::: Raw data

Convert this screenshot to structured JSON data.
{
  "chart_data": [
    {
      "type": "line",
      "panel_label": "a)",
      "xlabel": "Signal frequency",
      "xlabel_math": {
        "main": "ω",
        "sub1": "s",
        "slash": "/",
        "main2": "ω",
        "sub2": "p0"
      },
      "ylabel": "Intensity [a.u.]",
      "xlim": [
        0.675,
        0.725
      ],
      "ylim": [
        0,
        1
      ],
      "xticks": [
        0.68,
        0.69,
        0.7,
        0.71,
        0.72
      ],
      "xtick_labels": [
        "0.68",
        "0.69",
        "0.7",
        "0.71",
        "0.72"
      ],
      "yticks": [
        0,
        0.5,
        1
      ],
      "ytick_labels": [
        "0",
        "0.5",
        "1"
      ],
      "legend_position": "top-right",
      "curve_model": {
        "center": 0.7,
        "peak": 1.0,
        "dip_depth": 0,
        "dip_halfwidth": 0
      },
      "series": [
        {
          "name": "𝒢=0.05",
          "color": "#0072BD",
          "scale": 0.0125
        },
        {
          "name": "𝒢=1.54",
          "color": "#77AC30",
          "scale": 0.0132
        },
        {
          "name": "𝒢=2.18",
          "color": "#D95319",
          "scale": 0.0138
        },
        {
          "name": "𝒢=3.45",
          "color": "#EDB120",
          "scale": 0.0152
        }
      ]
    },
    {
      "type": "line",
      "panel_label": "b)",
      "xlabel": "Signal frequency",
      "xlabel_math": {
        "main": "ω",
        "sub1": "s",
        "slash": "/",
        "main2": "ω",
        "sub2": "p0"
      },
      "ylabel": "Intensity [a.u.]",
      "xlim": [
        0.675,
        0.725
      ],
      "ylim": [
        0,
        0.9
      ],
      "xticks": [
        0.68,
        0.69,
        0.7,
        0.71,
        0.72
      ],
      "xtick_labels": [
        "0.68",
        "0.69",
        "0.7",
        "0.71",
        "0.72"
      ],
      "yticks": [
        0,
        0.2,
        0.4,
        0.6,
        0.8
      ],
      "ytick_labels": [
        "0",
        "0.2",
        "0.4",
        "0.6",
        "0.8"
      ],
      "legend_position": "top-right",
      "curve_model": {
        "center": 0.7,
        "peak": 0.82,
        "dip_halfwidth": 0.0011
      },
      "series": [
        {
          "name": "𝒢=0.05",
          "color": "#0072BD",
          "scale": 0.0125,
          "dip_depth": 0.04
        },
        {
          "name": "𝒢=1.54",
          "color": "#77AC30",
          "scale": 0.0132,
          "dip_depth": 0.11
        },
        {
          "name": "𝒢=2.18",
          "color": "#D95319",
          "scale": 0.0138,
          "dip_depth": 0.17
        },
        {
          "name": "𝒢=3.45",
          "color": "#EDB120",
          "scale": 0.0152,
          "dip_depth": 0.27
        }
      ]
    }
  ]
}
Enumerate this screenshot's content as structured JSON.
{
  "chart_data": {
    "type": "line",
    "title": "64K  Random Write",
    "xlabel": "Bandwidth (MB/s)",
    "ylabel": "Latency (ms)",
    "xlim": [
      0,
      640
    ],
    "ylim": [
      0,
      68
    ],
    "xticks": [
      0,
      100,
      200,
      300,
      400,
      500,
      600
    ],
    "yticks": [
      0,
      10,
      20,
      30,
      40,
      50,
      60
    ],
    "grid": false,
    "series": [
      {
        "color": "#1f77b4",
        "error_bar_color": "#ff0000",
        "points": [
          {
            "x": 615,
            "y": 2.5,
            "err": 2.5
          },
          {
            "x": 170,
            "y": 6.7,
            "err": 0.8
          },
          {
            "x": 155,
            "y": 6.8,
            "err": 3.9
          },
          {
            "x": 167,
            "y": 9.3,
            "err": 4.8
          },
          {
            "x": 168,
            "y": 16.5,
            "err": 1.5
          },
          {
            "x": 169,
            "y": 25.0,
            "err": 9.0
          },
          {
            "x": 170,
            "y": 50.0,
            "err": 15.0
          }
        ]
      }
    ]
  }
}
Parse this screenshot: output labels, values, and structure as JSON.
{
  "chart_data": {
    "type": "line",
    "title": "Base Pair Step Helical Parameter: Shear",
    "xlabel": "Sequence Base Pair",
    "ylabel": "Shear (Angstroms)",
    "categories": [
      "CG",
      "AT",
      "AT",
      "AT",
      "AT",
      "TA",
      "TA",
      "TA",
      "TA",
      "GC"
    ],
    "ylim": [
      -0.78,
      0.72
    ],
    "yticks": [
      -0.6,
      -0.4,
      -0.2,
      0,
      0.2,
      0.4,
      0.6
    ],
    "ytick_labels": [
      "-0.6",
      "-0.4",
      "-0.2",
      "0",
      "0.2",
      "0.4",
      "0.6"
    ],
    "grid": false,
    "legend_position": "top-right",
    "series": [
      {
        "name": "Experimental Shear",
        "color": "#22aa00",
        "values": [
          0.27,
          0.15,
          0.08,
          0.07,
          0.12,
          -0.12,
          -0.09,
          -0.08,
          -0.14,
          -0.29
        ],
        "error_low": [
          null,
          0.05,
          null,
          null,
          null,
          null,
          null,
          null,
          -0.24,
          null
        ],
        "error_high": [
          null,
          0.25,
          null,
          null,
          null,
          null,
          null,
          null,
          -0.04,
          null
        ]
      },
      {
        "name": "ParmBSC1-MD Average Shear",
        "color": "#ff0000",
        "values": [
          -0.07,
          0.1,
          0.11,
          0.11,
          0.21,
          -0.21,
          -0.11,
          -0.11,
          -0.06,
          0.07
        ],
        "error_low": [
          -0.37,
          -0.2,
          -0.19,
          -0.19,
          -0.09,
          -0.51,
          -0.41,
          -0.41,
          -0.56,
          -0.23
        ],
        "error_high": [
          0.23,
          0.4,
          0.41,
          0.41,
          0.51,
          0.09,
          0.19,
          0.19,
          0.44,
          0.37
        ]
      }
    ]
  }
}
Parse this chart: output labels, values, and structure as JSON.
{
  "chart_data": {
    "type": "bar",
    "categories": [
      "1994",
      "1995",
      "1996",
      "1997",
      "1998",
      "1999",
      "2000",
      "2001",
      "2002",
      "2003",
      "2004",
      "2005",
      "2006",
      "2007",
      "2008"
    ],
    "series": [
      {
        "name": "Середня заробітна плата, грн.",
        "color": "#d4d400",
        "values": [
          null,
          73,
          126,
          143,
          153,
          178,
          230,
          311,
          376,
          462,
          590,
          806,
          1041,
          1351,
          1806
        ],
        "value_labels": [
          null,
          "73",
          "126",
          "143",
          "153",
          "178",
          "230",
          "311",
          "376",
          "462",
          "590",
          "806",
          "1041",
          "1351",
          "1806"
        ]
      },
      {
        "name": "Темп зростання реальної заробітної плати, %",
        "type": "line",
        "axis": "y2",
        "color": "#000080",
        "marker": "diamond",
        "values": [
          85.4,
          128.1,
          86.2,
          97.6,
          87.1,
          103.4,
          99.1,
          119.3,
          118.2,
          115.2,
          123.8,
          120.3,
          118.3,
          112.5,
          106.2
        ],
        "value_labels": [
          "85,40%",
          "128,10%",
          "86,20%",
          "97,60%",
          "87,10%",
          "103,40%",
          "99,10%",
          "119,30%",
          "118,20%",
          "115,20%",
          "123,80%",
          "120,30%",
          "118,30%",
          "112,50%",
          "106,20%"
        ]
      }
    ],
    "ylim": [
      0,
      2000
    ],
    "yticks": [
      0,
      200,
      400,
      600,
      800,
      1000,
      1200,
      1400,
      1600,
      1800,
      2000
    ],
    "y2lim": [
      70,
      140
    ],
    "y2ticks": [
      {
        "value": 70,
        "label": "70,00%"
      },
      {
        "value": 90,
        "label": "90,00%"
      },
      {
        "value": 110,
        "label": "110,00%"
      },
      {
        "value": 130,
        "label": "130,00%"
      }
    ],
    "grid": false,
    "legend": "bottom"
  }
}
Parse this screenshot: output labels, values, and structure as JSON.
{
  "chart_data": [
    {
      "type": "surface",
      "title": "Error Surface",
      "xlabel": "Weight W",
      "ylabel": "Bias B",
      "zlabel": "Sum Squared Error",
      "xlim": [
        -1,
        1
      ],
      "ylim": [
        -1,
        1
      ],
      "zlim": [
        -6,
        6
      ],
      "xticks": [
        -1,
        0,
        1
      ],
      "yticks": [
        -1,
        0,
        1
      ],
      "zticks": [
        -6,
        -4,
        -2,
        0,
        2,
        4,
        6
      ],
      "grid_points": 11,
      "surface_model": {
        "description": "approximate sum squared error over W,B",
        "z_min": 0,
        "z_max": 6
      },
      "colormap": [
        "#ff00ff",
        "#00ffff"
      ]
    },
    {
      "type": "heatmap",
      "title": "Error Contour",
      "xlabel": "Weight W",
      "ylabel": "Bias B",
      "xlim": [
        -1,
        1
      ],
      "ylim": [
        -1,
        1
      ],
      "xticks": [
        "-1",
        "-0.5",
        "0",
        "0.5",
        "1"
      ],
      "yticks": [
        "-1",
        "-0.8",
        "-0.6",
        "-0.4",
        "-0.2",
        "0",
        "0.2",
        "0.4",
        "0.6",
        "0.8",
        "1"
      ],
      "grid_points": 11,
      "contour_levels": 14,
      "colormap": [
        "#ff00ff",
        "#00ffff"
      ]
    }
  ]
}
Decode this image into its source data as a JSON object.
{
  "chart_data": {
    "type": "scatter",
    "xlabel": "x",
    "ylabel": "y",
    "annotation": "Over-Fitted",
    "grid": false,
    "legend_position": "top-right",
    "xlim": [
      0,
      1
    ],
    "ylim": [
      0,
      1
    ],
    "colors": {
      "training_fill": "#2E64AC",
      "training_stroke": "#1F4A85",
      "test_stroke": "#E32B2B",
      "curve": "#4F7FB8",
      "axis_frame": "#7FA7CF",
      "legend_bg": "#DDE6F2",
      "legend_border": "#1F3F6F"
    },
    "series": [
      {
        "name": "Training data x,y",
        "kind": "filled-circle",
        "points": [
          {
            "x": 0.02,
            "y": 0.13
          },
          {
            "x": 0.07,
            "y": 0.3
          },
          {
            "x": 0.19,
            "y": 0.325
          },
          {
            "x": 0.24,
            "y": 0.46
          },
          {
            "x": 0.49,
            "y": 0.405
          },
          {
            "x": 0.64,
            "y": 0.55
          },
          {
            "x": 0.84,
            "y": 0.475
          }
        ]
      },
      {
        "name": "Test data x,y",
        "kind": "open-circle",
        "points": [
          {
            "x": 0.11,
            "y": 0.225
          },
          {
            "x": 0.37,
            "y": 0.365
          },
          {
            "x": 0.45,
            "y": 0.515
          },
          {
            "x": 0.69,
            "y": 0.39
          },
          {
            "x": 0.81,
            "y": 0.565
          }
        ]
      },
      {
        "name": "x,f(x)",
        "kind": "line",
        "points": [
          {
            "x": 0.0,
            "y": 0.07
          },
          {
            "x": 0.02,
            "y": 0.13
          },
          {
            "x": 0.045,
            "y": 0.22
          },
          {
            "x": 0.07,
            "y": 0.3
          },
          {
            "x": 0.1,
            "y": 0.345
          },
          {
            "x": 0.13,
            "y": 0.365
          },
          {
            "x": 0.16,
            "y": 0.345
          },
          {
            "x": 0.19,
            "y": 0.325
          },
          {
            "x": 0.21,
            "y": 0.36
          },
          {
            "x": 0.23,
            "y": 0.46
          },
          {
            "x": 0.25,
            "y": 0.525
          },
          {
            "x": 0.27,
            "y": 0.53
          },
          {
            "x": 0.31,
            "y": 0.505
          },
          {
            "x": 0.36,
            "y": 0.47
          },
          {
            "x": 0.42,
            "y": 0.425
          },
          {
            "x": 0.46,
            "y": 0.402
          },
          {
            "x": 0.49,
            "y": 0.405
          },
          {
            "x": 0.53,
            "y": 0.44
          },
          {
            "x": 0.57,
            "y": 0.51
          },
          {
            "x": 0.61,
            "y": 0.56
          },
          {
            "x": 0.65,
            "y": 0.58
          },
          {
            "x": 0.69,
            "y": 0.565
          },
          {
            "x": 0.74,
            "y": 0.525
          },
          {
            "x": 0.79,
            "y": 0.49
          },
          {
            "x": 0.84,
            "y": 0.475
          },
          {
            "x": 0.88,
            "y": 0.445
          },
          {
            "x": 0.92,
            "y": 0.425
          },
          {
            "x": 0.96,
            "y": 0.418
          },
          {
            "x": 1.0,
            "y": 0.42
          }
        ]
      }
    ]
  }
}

::::::

## Goal
Identify every line holding the word "this" and copy it out.

## Written solution
Convert this screenshot to structured JSON data.
Enumerate this screenshot's content as structured JSON.
Parse this screenshot: output labels, values, and structure as JSON.
Parse this chart: output labels, values, and structure as JSON.
Parse this screenshot: output labels, values, and structure as JSON.
Decode this image into its source data as a JSON object.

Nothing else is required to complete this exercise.